■ **Your objective**
Work out how many lines include "legend" and answer with that number only.

────────────────────

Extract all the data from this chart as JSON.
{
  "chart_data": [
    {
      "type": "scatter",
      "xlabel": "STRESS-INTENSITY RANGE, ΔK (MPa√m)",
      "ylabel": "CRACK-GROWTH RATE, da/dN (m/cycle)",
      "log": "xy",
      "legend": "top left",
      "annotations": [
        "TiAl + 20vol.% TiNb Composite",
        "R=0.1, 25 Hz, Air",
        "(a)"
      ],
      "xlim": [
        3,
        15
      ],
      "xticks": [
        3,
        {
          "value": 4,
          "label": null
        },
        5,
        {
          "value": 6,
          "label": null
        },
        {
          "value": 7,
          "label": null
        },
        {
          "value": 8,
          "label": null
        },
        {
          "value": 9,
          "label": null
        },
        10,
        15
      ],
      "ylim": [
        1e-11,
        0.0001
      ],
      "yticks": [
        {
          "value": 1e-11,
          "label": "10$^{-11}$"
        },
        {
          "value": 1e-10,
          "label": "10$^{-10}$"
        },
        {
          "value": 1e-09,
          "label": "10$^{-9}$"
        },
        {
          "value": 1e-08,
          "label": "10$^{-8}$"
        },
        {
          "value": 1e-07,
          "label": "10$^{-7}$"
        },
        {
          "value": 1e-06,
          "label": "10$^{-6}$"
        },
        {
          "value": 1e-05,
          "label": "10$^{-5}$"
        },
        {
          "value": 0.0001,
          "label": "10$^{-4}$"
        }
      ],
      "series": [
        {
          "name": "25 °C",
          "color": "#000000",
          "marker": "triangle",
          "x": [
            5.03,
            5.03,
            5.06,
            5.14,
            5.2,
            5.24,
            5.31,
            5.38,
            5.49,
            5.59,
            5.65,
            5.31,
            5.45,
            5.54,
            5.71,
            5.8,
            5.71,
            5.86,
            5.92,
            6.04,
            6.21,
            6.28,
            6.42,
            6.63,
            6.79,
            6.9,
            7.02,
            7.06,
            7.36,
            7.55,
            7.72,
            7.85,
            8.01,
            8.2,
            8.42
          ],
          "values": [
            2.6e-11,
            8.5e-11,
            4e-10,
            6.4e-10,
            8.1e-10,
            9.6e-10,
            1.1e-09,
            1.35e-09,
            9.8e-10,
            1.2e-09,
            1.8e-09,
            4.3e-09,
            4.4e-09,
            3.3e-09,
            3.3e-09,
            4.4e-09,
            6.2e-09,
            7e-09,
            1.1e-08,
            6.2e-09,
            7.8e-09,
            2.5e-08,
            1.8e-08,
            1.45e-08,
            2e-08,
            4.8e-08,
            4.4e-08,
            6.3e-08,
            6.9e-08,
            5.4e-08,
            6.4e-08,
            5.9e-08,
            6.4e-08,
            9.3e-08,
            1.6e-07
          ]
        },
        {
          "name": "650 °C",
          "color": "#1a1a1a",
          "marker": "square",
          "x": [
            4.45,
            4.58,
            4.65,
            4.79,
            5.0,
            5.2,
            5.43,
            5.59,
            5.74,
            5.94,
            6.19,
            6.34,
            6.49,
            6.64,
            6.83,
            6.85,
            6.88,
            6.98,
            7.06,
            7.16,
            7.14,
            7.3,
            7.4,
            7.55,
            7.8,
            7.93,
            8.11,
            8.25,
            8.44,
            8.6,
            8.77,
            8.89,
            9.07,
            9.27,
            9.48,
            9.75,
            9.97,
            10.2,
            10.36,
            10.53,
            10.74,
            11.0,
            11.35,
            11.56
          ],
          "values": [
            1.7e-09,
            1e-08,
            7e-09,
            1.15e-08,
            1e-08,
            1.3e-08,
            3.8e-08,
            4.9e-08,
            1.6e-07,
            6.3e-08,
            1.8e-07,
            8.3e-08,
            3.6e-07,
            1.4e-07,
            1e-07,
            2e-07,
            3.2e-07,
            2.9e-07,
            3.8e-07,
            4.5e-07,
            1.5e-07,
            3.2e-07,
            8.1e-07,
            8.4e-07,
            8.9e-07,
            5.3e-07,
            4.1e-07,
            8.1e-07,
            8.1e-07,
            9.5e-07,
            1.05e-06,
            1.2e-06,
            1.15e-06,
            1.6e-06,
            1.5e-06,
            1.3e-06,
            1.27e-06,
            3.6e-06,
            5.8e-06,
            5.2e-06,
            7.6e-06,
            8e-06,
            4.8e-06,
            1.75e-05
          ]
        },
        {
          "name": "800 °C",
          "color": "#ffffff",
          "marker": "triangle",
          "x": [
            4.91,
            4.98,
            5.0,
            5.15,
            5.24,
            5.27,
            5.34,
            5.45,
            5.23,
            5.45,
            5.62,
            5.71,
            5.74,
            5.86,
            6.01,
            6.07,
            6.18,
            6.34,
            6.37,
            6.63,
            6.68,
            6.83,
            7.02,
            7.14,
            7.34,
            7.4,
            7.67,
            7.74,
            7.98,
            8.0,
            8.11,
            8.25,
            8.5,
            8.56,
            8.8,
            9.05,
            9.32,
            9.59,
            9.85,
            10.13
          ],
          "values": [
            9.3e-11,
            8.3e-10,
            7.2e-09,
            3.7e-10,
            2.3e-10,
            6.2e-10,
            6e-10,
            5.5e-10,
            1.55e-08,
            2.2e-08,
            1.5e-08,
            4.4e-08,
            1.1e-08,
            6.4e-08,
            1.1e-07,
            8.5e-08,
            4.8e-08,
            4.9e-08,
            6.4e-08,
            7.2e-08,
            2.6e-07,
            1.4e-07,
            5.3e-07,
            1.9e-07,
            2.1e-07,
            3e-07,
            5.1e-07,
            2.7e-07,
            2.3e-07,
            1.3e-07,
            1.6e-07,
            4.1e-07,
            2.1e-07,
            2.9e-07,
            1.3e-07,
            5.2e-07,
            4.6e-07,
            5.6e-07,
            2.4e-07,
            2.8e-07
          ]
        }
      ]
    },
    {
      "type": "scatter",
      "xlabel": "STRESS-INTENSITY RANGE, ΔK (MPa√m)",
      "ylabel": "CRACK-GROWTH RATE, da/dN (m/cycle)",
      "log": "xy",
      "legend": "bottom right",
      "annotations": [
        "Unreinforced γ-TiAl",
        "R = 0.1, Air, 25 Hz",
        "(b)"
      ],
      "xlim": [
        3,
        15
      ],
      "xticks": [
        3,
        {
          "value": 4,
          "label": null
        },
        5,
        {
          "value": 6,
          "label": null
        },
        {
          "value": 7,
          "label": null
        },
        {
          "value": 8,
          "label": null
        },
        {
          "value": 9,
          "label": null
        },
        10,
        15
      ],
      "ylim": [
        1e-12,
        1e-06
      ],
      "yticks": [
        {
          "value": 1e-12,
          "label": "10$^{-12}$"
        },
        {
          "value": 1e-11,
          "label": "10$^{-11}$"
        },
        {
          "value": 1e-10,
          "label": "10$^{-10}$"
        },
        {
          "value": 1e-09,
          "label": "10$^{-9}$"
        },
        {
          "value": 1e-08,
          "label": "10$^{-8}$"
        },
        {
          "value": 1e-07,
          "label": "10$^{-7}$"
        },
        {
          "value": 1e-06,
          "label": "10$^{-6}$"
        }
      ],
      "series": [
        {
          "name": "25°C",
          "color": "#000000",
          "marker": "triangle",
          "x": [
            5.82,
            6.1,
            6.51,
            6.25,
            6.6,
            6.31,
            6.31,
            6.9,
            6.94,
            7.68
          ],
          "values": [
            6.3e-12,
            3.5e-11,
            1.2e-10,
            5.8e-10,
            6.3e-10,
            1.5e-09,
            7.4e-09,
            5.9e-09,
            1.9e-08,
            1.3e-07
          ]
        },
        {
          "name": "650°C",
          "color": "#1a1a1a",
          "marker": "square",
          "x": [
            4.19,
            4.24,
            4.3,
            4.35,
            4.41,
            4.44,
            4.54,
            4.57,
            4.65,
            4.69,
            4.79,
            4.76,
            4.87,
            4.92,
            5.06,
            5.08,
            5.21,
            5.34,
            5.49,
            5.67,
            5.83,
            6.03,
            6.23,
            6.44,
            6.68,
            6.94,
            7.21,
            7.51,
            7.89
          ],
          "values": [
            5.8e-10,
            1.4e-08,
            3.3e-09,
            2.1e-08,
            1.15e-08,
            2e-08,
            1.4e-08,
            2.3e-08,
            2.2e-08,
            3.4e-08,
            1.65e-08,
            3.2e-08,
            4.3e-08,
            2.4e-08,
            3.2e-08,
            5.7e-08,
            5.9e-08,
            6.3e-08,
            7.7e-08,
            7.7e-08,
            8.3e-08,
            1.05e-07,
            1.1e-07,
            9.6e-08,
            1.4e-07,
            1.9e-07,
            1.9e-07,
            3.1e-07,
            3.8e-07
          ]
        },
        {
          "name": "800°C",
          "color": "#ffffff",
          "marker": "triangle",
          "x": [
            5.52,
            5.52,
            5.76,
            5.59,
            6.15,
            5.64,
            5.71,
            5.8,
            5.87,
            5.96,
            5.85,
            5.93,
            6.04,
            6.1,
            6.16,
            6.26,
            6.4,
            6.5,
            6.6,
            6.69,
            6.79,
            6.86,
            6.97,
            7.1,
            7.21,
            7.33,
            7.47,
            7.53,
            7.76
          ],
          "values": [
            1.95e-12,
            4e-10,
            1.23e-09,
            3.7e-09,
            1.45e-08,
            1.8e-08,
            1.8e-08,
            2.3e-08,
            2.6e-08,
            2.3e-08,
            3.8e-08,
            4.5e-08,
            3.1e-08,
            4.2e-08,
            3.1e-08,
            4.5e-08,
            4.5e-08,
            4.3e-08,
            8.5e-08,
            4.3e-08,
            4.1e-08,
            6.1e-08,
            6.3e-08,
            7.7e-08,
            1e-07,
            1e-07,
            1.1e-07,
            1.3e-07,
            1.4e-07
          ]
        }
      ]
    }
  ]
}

────────────────────

■ **Task response**
2